◆ Task goal
All the entries need to be quoted exactly, apart from the pictures, which you should drop.
— Begin Task inputs —
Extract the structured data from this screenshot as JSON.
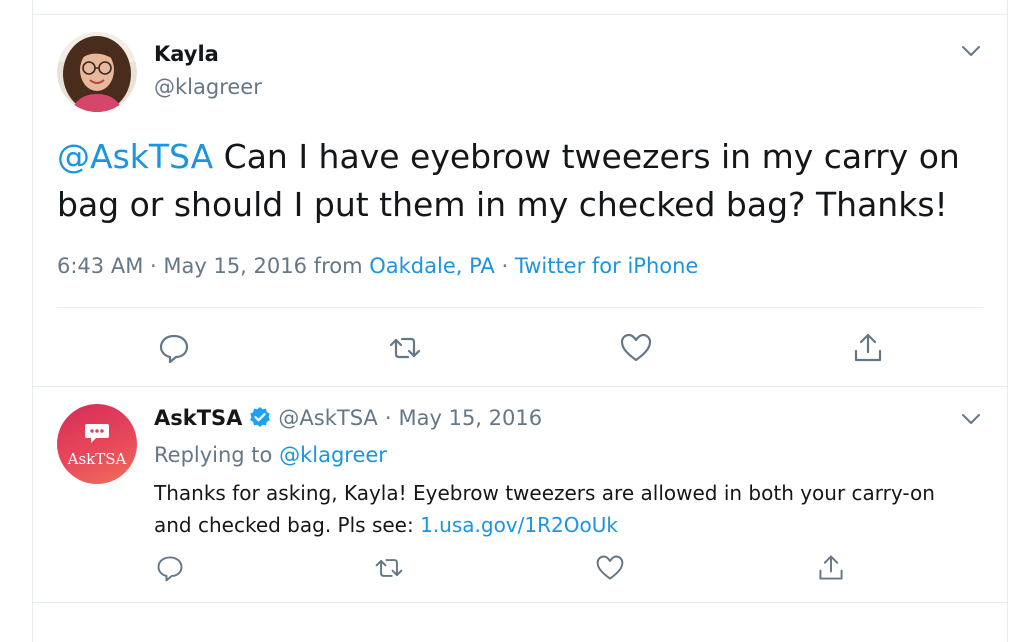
{
  "main_tweet": {
    "author_name": "Kayla",
    "author_handle": "@klagreer",
    "text_mention": "@AskTSA",
    "text_body": " Can I have eyebrow tweezers in my carry on bag or should I put them in my checked bag? Thanks!",
    "time": "6:43 AM",
    "date": "May 15, 2016",
    "from_label": "from",
    "location": "Oakdale, PA",
    "source": "Twitter for iPhone",
    "avatar_icon": "user-photo-avatar"
  },
  "reply_tweet": {
    "author_name": "AskTSA",
    "author_handle": "@AskTSA",
    "date": "May 15, 2016",
    "replying_label": "Replying to",
    "replying_handle": "@klagreer",
    "text_body": "Thanks for asking, Kayla! Eyebrow tweezers are allowed in both your carry-on and checked bag. Pls see: ",
    "text_link": "1.usa.gov/1R2OoUk",
    "avatar_label": "AskTSA",
    "avatar_icon": "chat-bubble-icon"
  },
  "colors": {
    "link": "#1b95e0",
    "secondary_text": "#657786",
    "primary_text": "#14171a",
    "verified": "#1da1f2",
    "divider": "#e6ecf0"
  },
  "icons": [
    "chevron-down-icon",
    "reply-icon",
    "retweet-icon",
    "like-icon",
    "share-icon",
    "verified-badge-icon"
  ]
}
— End Task inputs —
◆ The output
Extract the structured data from this screenshot as JSON.
{
  "main_tweet": {
    "author_name": "Kayla",
    "author_handle": "@klagreer",
    "text_mention": "@AskTSA",
    "text_body": " Can I have eyebrow tweezers in my carry on bag or should I put them in my checked bag? Thanks!",
    "time": "6:43 AM",
    "date": "May 15, 2016",
    "from_label": "from",
    "location": "Oakdale, PA",
    "source": "Twitter for iPhone",
    "avatar_icon": "user-photo-avatar"
  },
  "reply_tweet": {
    "author_name": "AskTSA",
    "author_handle": "@AskTSA",
    "date": "May 15, 2016",
    "replying_label": "Replying to",
    "replying_handle": "@klagreer",
    "text_body": "Thanks for asking, Kayla! Eyebrow tweezers are allowed in both your carry-on and checked bag. Pls see: ",
    "text_link": "1.usa.gov/1R2OoUk",
    "avatar_label": "AskTSA",
    "avatar_icon": "chat-bubble-icon"
  },
  "colors": {
    "link": "#1b95e0",
    "secondary_text": "#657786",
    "primary_text": "#14171a",
    "verified": "#1da1f2",
    "divider": "#e6ecf0"
  },
  "icons": [
    "chevron-down-icon",
    "reply-icon",
    "retweet-icon",
    "like-icon",
    "share-icon",
    "verified-badge-icon"
  ]
}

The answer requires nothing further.